■ **TASK DETAILS**
Check every line of the material below for "content". Give the number of lines that have it, and only that.

******************************

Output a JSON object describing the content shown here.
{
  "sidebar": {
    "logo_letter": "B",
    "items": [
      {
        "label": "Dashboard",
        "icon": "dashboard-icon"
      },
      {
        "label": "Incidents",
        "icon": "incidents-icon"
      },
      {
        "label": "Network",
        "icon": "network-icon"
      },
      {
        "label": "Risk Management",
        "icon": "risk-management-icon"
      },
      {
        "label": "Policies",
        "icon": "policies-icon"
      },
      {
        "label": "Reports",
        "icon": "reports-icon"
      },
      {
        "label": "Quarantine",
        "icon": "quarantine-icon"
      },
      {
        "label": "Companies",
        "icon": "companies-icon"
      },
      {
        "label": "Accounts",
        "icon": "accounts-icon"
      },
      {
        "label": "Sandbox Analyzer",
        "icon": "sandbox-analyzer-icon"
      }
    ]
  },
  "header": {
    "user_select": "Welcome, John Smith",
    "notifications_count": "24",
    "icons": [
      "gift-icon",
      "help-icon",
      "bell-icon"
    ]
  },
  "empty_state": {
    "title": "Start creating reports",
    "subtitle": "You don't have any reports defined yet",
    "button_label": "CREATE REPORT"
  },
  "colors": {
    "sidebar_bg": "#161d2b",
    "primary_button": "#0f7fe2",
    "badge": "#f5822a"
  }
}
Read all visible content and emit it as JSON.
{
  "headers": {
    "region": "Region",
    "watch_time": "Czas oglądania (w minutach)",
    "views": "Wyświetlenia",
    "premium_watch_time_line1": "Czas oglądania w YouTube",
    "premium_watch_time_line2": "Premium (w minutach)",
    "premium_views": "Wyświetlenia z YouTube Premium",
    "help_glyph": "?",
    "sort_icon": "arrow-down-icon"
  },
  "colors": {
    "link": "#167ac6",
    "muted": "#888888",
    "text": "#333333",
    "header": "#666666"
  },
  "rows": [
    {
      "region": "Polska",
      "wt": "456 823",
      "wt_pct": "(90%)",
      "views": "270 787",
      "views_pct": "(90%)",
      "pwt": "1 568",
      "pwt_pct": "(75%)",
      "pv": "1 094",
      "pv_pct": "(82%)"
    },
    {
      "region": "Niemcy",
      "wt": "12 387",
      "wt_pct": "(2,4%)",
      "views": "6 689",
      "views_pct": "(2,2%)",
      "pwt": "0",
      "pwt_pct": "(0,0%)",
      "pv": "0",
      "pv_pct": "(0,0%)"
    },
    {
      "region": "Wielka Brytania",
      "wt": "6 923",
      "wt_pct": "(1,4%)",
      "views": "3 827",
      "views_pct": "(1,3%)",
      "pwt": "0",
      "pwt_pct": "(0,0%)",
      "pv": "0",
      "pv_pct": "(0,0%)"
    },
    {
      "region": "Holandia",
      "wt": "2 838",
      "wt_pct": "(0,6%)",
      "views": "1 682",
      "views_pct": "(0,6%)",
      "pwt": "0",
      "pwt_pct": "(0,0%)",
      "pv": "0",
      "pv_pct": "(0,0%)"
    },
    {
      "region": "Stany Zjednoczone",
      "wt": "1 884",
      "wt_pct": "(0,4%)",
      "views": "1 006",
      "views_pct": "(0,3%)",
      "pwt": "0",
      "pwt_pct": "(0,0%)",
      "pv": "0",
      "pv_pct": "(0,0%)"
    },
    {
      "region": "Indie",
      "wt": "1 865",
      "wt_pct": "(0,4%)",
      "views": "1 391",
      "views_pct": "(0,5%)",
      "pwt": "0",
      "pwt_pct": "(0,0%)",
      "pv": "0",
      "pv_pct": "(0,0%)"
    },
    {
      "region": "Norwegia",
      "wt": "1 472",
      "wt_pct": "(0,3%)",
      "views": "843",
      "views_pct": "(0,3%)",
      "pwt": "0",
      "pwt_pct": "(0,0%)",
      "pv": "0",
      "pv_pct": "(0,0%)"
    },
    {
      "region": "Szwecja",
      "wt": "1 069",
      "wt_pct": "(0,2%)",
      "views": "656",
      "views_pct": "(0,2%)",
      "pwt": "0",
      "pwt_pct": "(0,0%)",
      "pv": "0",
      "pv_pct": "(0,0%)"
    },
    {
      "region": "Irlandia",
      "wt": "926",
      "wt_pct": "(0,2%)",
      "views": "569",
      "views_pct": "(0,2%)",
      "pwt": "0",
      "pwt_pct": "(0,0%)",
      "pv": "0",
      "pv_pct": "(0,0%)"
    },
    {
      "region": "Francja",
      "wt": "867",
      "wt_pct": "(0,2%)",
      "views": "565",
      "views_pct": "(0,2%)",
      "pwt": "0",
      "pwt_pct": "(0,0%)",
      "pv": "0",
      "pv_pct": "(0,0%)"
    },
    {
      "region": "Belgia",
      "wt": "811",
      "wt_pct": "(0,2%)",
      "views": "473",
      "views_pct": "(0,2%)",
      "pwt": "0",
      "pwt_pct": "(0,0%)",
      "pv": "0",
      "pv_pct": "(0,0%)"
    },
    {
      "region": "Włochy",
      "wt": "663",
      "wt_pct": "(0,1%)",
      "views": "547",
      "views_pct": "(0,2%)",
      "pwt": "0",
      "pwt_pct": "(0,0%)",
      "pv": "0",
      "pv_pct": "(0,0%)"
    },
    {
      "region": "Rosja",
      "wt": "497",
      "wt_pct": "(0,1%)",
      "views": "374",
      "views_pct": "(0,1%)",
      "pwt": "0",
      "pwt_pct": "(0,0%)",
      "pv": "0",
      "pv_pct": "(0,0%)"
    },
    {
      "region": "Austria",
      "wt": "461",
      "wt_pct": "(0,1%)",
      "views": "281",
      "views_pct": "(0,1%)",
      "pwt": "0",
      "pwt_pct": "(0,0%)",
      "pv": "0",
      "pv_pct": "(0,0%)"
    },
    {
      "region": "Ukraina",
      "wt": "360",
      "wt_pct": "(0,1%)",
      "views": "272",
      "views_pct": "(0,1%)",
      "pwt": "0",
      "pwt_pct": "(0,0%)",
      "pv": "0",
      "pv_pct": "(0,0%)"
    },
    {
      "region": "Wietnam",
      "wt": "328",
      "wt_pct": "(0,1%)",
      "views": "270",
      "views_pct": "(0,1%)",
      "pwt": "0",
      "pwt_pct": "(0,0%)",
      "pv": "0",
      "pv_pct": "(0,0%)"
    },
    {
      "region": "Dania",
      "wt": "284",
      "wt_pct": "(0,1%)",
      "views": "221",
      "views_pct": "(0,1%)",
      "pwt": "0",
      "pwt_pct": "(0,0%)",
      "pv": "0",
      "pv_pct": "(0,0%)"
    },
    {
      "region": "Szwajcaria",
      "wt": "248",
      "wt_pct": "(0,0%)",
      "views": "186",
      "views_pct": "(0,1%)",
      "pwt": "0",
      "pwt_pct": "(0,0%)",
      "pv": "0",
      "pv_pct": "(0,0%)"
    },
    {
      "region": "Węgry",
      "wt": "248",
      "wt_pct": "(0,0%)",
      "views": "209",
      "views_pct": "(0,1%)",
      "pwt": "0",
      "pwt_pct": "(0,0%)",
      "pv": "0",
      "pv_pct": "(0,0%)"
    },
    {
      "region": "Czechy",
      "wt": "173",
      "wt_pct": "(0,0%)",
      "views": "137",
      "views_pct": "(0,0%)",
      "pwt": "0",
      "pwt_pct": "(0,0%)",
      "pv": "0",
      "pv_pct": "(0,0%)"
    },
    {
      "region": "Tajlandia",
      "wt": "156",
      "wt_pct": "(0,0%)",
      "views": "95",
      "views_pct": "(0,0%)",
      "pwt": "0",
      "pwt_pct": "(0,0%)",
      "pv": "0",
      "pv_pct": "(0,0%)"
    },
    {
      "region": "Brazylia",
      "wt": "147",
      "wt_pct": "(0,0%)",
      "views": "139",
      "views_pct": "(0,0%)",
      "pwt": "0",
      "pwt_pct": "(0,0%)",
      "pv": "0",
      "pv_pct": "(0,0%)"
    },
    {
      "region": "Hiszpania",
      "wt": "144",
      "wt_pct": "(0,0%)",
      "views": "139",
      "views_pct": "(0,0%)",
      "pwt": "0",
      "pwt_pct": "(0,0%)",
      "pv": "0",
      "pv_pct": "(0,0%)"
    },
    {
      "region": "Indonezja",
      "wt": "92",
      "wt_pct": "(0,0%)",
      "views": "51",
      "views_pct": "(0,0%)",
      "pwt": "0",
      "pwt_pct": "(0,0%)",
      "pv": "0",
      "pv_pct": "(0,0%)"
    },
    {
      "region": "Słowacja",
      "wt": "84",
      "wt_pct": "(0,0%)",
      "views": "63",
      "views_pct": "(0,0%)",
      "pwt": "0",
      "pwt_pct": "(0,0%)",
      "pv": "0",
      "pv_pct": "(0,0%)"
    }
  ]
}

******************************

■ **REPLY**
2